● **Material provided**:
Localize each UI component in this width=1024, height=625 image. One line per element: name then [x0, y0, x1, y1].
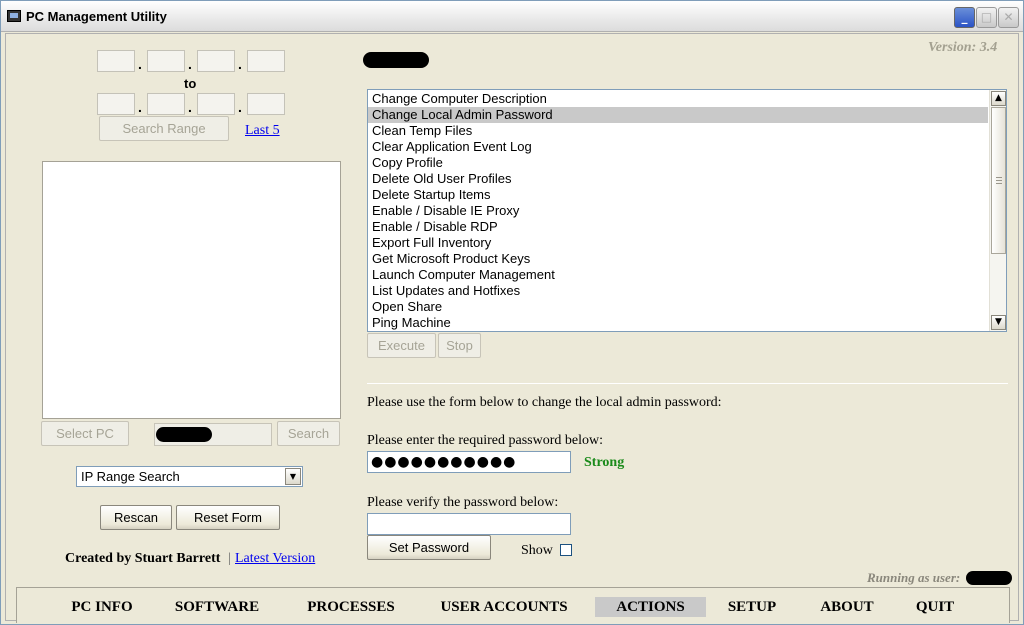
- action-list-item[interactable]: List Updates and Hotfixes: [368, 283, 988, 299]
- main-panel: . . . to . . . Search Range Last 5 Versi…: [5, 33, 1019, 623]
- stop-button[interactable]: Stop: [438, 333, 481, 358]
- select-pc-button[interactable]: Select PC: [41, 421, 129, 446]
- enter-password-label: Please enter the required password below…: [367, 433, 603, 448]
- maximize-button[interactable]: □: [976, 7, 997, 28]
- app-window: PC Management Utility _ □ ✕ . . . to . .…: [0, 0, 1024, 625]
- close-button[interactable]: ✕: [998, 7, 1019, 28]
- ip-end-octet-1[interactable]: [97, 93, 135, 115]
- latest-version-link[interactable]: Latest Version: [235, 551, 315, 567]
- last-5-link[interactable]: Last 5: [245, 123, 280, 139]
- action-list-item[interactable]: Change Local Admin Password: [368, 107, 988, 123]
- action-list-item[interactable]: Delete Old User Profiles: [368, 171, 988, 187]
- show-password-label: Show: [521, 543, 553, 558]
- bottom-nav: PC INFO SOFTWARE PROCESSES USER ACCOUNTS…: [16, 587, 1010, 623]
- divider: [367, 383, 1008, 384]
- running-as-label: Running as user:: [867, 570, 961, 585]
- created-by-label: Created by Stuart Barrett: [65, 551, 221, 566]
- grip-line: [996, 183, 1002, 184]
- scroll-up-icon[interactable]: ▲: [991, 91, 1006, 106]
- redacted-search-text: [156, 427, 212, 442]
- ip-start-octet-3[interactable]: [197, 50, 235, 72]
- redacted-username: [966, 571, 1012, 585]
- action-list-item[interactable]: Change Computer Description: [368, 91, 988, 107]
- minimize-button[interactable]: _: [954, 7, 975, 28]
- scroll-thumb[interactable]: [991, 107, 1006, 254]
- action-list-item[interactable]: Open Share: [368, 299, 988, 315]
- grip-line: [996, 177, 1002, 178]
- action-list-item[interactable]: Export Full Inventory: [368, 235, 988, 251]
- password-input[interactable]: ●●●●●●●●●●●: [367, 451, 571, 473]
- nav-user-accounts[interactable]: USER ACCOUNTS: [429, 597, 579, 617]
- ip-start-octet-2[interactable]: [147, 50, 185, 72]
- action-list-item[interactable]: Delete Startup Items: [368, 187, 988, 203]
- set-password-button[interactable]: Set Password: [367, 535, 491, 560]
- nav-actions[interactable]: ACTIONS: [595, 597, 706, 617]
- nav-pc-info[interactable]: PC INFO: [57, 597, 147, 617]
- action-list-item[interactable]: Copy Profile: [368, 155, 988, 171]
- show-password-checkbox[interactable]: [560, 544, 572, 556]
- actions-list: Change Computer Description Change Local …: [368, 91, 988, 331]
- verify-password-label: Please verify the password below:: [367, 495, 559, 510]
- computer-icon: [7, 10, 21, 22]
- pc-listbox[interactable]: [42, 161, 341, 419]
- credits-separator: |: [228, 551, 231, 566]
- search-mode-select[interactable]: IP Range Search ▼: [76, 466, 303, 487]
- nav-about[interactable]: ABOUT: [807, 597, 887, 617]
- window-title: PC Management Utility: [26, 9, 167, 24]
- search-button[interactable]: Search: [277, 421, 340, 446]
- to-label: to: [184, 76, 197, 91]
- ip-end-octet-4[interactable]: [247, 93, 285, 115]
- grip-line: [996, 180, 1002, 181]
- chevron-down-icon[interactable]: ▼: [285, 468, 301, 485]
- reset-form-button[interactable]: Reset Form: [176, 505, 280, 530]
- action-list-item[interactable]: Clear Application Event Log: [368, 139, 988, 155]
- verify-password-input[interactable]: [367, 513, 571, 535]
- redacted-computer-name: [363, 52, 429, 68]
- ip-dot: .: [138, 99, 142, 115]
- ip-dot: .: [188, 99, 192, 115]
- actions-scrollbar[interactable]: ▲ ▼: [989, 90, 1006, 331]
- execute-button[interactable]: Execute: [367, 333, 436, 358]
- nav-setup[interactable]: SETUP: [717, 597, 787, 617]
- action-list-item[interactable]: Enable / Disable IE Proxy: [368, 203, 988, 219]
- action-list-item[interactable]: Ping Machine: [368, 315, 988, 331]
- ip-dot: .: [238, 56, 242, 72]
- ip-end-octet-3[interactable]: [197, 93, 235, 115]
- nav-quit[interactable]: QUIT: [905, 597, 965, 617]
- ip-end-octet-2[interactable]: [147, 93, 185, 115]
- rescan-button[interactable]: Rescan: [100, 505, 172, 530]
- action-list-item[interactable]: Clean Temp Files: [368, 123, 988, 139]
- action-list-item[interactable]: Enable / Disable RDP: [368, 219, 988, 235]
- nav-processes[interactable]: PROCESSES: [295, 597, 407, 617]
- title-bar[interactable]: PC Management Utility _ □ ✕: [1, 1, 1023, 32]
- form-intro-text: Please use the form below to change the …: [367, 395, 722, 410]
- ip-start-octet-1[interactable]: [97, 50, 135, 72]
- action-list-item[interactable]: Launch Computer Management: [368, 267, 988, 283]
- scroll-down-icon[interactable]: ▼: [991, 315, 1006, 330]
- action-list-item[interactable]: Get Microsoft Product Keys: [368, 251, 988, 267]
- ip-dot: .: [238, 99, 242, 115]
- password-strength-label: Strong: [584, 455, 625, 470]
- ip-start-octet-4[interactable]: [247, 50, 285, 72]
- nav-software[interactable]: SOFTWARE: [167, 597, 267, 617]
- ip-dot: .: [188, 56, 192, 72]
- version-label: Version: 3.4: [928, 40, 998, 55]
- search-range-button[interactable]: Search Range: [99, 116, 229, 141]
- search-mode-value: IP Range Search: [81, 469, 180, 484]
- actions-listbox[interactable]: Change Computer Description Change Local …: [367, 89, 1007, 332]
- ip-dot: .: [138, 56, 142, 72]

● **Short problem**: Repeat every line of the material above without changing anything, and leave out the picture.

● **Final answer**:
Localize each UI component in this width=1024, height=625 image. One line per element: name then [x0, y0, x1, y1].
- action-list-item[interactable]: List Updates and Hotfixes: [368, 283, 988, 299]
- main-panel: . . . to . . . Search Range Last 5 Versi…: [5, 33, 1019, 623]
- stop-button[interactable]: Stop: [438, 333, 481, 358]
- select-pc-button[interactable]: Select PC: [41, 421, 129, 446]
- enter-password-label: Please enter the required password below…: [367, 433, 603, 448]
- maximize-button[interactable]: □: [976, 7, 997, 28]
- app-window: PC Management Utility _ □ ✕ . . . to . .…: [0, 0, 1024, 625]
- close-button[interactable]: ✕: [998, 7, 1019, 28]
- ip-end-octet-1[interactable]: [97, 93, 135, 115]
- latest-version-link[interactable]: Latest Version: [235, 551, 315, 567]
- last-5-link[interactable]: Last 5: [245, 123, 280, 139]
- action-list-item[interactable]: Change Local Admin Password: [368, 107, 988, 123]
- action-list-item[interactable]: Delete Old User Profiles: [368, 171, 988, 187]
- show-password-label: Show: [521, 543, 553, 558]
- bottom-nav: PC INFO SOFTWARE PROCESSES USER ACCOUNTS…: [16, 587, 1010, 623]
- divider: [367, 383, 1008, 384]
- running-as-label: Running as user:: [867, 570, 961, 585]
- created-by-label: Created by Stuart Barrett: [65, 551, 221, 566]
- grip-line: [996, 183, 1002, 184]
- scroll-up-icon[interactable]: ▲: [991, 91, 1006, 106]
- redacted-search-text: [156, 427, 212, 442]
- ip-start-octet-3[interactable]: [197, 50, 235, 72]
- redacted-username: [966, 571, 1012, 585]
- action-list-item[interactable]: Change Computer Description: [368, 91, 988, 107]
- minimize-button[interactable]: _: [954, 7, 975, 28]
- scroll-thumb[interactable]: [991, 107, 1006, 254]
- action-list-item[interactable]: Open Share: [368, 299, 988, 315]
- grip-line: [996, 177, 1002, 178]
- action-list-item[interactable]: Export Full Inventory: [368, 235, 988, 251]
- password-input[interactable]: ●●●●●●●●●●●: [367, 451, 571, 473]
- nav-user-accounts[interactable]: USER ACCOUNTS: [429, 597, 579, 617]
- ip-start-octet-2[interactable]: [147, 50, 185, 72]
- action-list-item[interactable]: Delete Startup Items: [368, 187, 988, 203]
- set-password-button[interactable]: Set Password: [367, 535, 491, 560]
- nav-actions[interactable]: ACTIONS: [595, 597, 706, 617]
- nav-pc-info[interactable]: PC INFO: [57, 597, 147, 617]
- action-list-item[interactable]: Copy Profile: [368, 155, 988, 171]
- show-password-checkbox[interactable]: [560, 544, 572, 556]
- actions-list: Change Computer Description Change Local …: [368, 91, 988, 331]
- verify-password-label: Please verify the password below:: [367, 495, 559, 510]
- computer-icon: [7, 10, 21, 22]
- pc-listbox[interactable]: [42, 161, 341, 419]
- credits-separator: |: [228, 551, 231, 566]
- search-mode-select[interactable]: IP Range Search ▼: [76, 466, 303, 487]
- nav-about[interactable]: ABOUT: [807, 597, 887, 617]
- window-title: PC Management Utility: [26, 9, 167, 24]
- search-button[interactable]: Search: [277, 421, 340, 446]
- to-label: to: [184, 76, 197, 91]
- ip-end-octet-4[interactable]: [247, 93, 285, 115]
- grip-line: [996, 180, 1002, 181]
- chevron-down-icon[interactable]: ▼: [285, 468, 301, 485]
- reset-form-button[interactable]: Reset Form: [176, 505, 280, 530]
- action-list-item[interactable]: Clear Application Event Log: [368, 139, 988, 155]
- verify-password-input[interactable]: [367, 513, 571, 535]
- redacted-computer-name: [363, 52, 429, 68]
- ip-dot: .: [138, 99, 142, 115]
- ip-dot: .: [188, 99, 192, 115]
- actions-scrollbar[interactable]: ▲ ▼: [989, 90, 1006, 331]
- execute-button[interactable]: Execute: [367, 333, 436, 358]
- nav-setup[interactable]: SETUP: [717, 597, 787, 617]
- action-list-item[interactable]: Enable / Disable IE Proxy: [368, 203, 988, 219]
- action-list-item[interactable]: Ping Machine: [368, 315, 988, 331]
- ip-dot: .: [238, 56, 242, 72]
- ip-end-octet-3[interactable]: [197, 93, 235, 115]
- nav-quit[interactable]: QUIT: [905, 597, 965, 617]
- ip-end-octet-2[interactable]: [147, 93, 185, 115]
- rescan-button[interactable]: Rescan: [100, 505, 172, 530]
- action-list-item[interactable]: Clean Temp Files: [368, 123, 988, 139]
- action-list-item[interactable]: Enable / Disable RDP: [368, 219, 988, 235]
- nav-processes[interactable]: PROCESSES: [295, 597, 407, 617]
- title-bar[interactable]: PC Management Utility _ □ ✕: [1, 1, 1023, 32]
- form-intro-text: Please use the form below to change the …: [367, 395, 722, 410]
- ip-start-octet-1[interactable]: [97, 50, 135, 72]
- action-list-item[interactable]: Launch Computer Management: [368, 267, 988, 283]
- scroll-down-icon[interactable]: ▼: [991, 315, 1006, 330]
- action-list-item[interactable]: Get Microsoft Product Keys: [368, 251, 988, 267]
- ip-dot: .: [238, 99, 242, 115]
- password-strength-label: Strong: [584, 455, 625, 470]
- ip-start-octet-4[interactable]: [247, 50, 285, 72]
- nav-software[interactable]: SOFTWARE: [167, 597, 267, 617]
- ip-dot: .: [188, 56, 192, 72]
- version-label: Version: 3.4: [928, 40, 998, 55]
- search-range-button[interactable]: Search Range: [99, 116, 229, 141]
- search-mode-value: IP Range Search: [81, 469, 180, 484]
- actions-listbox[interactable]: Change Computer Description Change Local …: [367, 89, 1007, 332]
- ip-dot: .: [138, 56, 142, 72]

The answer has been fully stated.